## Begin Input

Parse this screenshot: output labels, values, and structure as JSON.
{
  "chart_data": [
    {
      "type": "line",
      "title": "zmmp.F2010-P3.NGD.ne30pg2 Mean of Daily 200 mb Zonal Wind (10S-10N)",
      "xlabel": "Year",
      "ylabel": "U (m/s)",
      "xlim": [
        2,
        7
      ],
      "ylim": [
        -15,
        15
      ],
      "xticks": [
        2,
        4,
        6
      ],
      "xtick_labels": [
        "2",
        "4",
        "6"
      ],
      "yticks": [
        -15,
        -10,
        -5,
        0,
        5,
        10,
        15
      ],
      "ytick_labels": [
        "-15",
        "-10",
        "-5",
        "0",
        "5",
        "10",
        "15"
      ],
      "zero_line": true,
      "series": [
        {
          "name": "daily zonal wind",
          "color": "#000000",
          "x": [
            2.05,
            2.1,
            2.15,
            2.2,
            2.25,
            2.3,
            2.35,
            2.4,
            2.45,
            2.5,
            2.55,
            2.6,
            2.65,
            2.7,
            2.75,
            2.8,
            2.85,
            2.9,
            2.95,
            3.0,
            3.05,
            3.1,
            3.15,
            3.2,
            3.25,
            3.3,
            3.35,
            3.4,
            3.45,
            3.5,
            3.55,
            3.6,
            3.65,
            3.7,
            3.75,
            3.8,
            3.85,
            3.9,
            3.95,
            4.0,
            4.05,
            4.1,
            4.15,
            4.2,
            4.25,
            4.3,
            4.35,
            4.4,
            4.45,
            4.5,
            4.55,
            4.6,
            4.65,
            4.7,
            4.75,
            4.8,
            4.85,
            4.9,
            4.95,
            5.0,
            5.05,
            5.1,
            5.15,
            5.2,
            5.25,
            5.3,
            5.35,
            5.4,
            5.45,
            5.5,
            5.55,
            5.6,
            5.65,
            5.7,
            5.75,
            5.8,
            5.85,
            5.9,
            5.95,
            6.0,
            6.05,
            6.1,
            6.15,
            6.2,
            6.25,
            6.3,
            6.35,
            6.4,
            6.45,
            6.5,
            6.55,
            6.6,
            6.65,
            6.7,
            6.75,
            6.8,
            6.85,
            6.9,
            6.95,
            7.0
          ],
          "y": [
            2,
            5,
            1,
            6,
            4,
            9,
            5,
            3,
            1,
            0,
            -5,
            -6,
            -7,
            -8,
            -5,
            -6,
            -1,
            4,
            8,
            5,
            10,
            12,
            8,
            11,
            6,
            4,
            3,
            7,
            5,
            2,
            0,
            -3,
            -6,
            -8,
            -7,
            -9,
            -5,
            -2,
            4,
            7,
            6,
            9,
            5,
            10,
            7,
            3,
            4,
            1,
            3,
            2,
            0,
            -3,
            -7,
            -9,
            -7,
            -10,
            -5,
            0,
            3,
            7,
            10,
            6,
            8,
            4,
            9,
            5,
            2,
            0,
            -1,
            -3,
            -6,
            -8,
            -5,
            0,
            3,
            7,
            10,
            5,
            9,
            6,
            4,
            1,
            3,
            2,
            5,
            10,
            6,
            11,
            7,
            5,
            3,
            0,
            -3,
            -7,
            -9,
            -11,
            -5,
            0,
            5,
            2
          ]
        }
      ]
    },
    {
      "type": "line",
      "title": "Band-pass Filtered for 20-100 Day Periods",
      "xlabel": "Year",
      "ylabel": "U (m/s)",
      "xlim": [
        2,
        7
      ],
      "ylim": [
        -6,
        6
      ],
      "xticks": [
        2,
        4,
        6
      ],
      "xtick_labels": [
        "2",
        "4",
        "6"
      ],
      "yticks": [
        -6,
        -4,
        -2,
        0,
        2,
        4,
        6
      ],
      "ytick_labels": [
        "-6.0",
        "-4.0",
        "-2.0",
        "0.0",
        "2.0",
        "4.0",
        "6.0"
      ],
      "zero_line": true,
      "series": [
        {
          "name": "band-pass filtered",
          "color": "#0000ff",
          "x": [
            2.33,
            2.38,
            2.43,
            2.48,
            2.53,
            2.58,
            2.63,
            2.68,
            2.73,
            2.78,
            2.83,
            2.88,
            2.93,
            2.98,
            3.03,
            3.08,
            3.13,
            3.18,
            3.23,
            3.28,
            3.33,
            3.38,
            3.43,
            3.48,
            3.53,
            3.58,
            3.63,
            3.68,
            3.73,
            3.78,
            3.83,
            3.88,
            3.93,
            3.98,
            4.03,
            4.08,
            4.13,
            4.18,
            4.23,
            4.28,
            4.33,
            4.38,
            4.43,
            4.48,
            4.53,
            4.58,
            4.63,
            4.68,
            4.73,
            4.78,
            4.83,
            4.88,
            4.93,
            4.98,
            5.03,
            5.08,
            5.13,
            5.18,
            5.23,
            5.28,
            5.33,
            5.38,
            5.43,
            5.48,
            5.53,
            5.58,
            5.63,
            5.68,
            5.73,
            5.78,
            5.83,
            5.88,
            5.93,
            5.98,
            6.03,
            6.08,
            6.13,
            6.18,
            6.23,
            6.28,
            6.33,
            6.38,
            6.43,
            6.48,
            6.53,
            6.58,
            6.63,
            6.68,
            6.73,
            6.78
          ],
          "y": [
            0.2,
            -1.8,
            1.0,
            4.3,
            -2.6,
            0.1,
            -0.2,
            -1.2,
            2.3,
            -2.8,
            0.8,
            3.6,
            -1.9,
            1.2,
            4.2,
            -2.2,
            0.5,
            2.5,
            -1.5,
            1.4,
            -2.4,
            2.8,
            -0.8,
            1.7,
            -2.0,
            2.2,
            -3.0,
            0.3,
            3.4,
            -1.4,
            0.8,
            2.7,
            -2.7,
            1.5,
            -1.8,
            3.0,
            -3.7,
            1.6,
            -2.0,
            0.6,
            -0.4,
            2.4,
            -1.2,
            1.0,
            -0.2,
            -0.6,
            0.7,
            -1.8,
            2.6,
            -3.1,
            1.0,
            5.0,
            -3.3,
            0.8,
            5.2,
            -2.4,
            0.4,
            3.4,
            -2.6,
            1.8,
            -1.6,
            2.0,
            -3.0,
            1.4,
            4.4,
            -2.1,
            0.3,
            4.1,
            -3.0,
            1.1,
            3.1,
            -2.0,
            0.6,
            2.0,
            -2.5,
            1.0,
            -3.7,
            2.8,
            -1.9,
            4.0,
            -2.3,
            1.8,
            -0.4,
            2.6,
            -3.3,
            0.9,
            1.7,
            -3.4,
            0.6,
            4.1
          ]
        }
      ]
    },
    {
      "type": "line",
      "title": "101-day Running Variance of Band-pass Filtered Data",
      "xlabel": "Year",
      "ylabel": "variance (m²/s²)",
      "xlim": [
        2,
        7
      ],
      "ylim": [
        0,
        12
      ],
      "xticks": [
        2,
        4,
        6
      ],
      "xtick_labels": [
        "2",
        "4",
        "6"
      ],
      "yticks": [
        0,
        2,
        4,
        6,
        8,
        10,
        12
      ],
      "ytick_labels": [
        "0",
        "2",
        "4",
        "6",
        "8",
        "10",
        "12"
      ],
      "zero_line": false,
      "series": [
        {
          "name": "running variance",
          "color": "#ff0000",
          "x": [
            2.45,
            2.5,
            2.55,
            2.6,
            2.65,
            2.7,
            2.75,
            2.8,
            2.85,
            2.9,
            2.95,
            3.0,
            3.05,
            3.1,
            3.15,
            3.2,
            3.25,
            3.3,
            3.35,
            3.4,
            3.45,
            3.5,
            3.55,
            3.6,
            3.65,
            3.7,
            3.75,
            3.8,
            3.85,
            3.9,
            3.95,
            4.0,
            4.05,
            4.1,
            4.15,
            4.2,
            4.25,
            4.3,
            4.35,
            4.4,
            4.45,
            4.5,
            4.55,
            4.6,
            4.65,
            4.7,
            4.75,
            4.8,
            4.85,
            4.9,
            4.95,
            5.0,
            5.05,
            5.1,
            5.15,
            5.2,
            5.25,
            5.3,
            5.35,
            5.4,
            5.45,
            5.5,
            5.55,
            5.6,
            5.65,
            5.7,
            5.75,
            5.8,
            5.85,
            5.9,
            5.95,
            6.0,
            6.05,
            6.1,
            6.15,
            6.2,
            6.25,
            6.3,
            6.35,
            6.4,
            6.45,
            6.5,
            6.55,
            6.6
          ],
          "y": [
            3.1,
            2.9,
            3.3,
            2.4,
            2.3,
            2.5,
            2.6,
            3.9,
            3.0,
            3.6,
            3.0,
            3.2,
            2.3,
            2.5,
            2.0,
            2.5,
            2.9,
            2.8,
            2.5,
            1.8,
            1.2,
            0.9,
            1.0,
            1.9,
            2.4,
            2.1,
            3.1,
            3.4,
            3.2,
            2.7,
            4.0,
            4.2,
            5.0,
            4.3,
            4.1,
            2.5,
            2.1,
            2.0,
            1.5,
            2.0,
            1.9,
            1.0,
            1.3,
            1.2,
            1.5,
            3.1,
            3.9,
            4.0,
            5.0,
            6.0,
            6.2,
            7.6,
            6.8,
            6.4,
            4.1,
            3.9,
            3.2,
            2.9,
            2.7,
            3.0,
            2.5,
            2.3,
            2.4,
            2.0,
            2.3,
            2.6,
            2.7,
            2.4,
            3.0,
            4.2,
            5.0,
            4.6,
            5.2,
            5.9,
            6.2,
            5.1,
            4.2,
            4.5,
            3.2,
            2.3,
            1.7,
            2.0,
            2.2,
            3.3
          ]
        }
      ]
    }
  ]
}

## End Input
## Begin Input

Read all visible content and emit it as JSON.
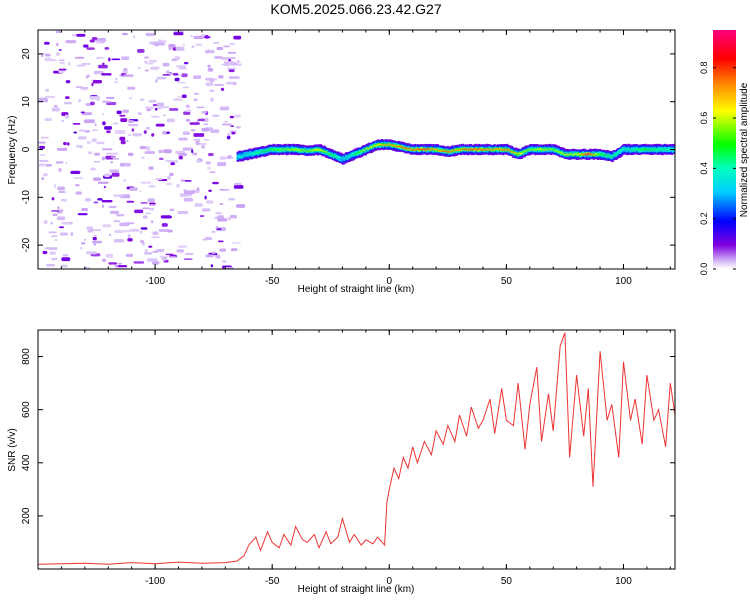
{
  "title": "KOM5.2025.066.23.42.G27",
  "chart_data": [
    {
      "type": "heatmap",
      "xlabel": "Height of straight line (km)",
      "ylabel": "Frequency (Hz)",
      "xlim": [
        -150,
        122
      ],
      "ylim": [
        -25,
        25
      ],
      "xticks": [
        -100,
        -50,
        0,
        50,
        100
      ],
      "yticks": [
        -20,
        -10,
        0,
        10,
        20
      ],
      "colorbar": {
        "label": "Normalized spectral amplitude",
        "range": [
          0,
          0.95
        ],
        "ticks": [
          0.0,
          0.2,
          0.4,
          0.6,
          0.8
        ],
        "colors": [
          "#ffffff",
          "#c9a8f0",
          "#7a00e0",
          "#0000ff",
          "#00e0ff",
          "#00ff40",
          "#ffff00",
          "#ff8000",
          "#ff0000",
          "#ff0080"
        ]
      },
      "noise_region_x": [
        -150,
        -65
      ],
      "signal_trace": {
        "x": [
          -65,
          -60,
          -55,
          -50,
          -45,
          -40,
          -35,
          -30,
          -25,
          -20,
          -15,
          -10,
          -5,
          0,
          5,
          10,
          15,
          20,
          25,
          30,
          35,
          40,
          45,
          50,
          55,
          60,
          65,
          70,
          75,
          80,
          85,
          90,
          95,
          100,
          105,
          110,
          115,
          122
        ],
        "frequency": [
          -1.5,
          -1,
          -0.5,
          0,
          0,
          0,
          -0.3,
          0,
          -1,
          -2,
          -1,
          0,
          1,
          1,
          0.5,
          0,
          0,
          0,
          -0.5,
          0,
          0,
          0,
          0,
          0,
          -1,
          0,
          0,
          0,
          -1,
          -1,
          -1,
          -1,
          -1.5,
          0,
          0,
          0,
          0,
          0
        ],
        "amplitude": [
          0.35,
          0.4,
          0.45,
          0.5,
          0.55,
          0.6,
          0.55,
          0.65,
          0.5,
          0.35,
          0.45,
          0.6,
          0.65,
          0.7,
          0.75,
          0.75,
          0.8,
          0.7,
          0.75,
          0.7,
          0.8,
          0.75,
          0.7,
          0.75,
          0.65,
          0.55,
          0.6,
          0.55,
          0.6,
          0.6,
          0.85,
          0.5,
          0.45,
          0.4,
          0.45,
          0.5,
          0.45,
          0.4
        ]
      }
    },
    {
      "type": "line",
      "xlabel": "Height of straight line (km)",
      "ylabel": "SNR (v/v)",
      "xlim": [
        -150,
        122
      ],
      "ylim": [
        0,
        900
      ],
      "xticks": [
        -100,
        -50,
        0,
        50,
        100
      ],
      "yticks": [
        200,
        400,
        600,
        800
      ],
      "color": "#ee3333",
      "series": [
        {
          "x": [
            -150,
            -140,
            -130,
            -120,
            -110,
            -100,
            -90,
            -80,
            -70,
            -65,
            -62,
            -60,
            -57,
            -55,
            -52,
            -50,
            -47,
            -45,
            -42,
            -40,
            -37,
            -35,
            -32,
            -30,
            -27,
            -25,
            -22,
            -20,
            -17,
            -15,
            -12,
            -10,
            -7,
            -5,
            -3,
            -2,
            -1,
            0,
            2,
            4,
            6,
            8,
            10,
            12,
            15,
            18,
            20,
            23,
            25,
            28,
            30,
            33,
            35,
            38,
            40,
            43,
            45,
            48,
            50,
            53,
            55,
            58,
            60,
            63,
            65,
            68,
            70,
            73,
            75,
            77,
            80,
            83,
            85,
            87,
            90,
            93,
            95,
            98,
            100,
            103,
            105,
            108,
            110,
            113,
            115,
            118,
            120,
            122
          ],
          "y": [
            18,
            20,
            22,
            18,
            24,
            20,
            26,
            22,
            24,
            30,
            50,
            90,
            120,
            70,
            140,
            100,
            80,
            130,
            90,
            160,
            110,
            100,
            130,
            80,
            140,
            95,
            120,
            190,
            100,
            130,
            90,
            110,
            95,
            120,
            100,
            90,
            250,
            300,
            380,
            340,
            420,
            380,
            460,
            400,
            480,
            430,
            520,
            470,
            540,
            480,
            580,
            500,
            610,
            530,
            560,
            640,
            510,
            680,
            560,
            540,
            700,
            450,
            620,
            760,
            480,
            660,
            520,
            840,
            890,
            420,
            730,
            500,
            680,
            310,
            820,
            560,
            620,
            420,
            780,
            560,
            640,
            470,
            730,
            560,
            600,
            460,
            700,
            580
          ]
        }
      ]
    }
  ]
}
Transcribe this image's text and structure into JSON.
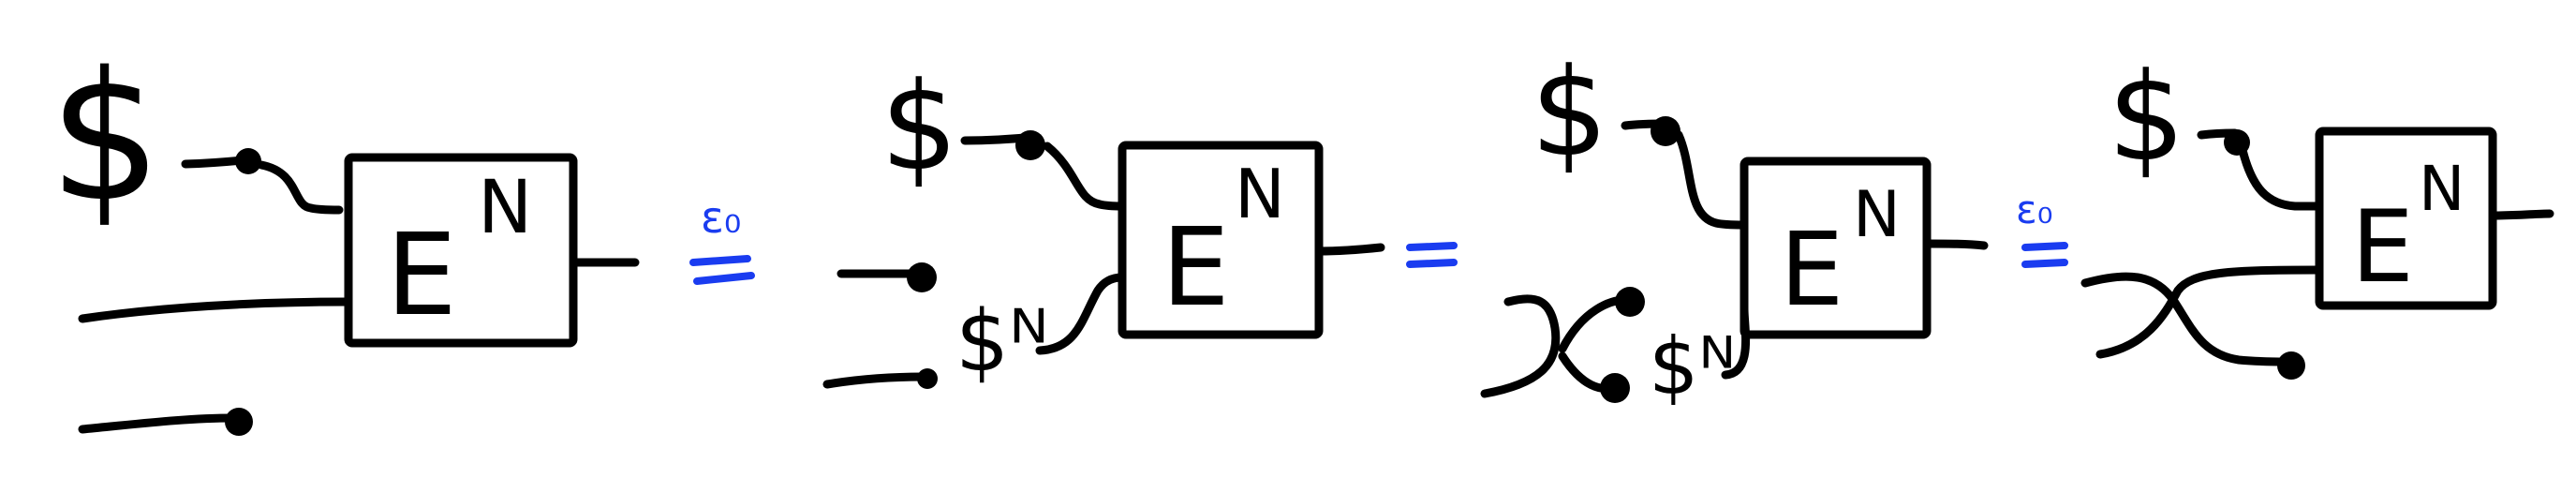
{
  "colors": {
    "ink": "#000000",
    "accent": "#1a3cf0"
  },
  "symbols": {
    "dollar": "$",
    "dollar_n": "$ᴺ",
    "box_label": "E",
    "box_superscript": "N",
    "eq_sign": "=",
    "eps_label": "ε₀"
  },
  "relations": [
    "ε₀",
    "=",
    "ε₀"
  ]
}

## End Input

*Exercise requirements*: Take every line that includes the string "name" and copy it.

*Written response*:
          "name": "daily zonal wind",
          "name": "band-pass filtered",
          "name": "running variance",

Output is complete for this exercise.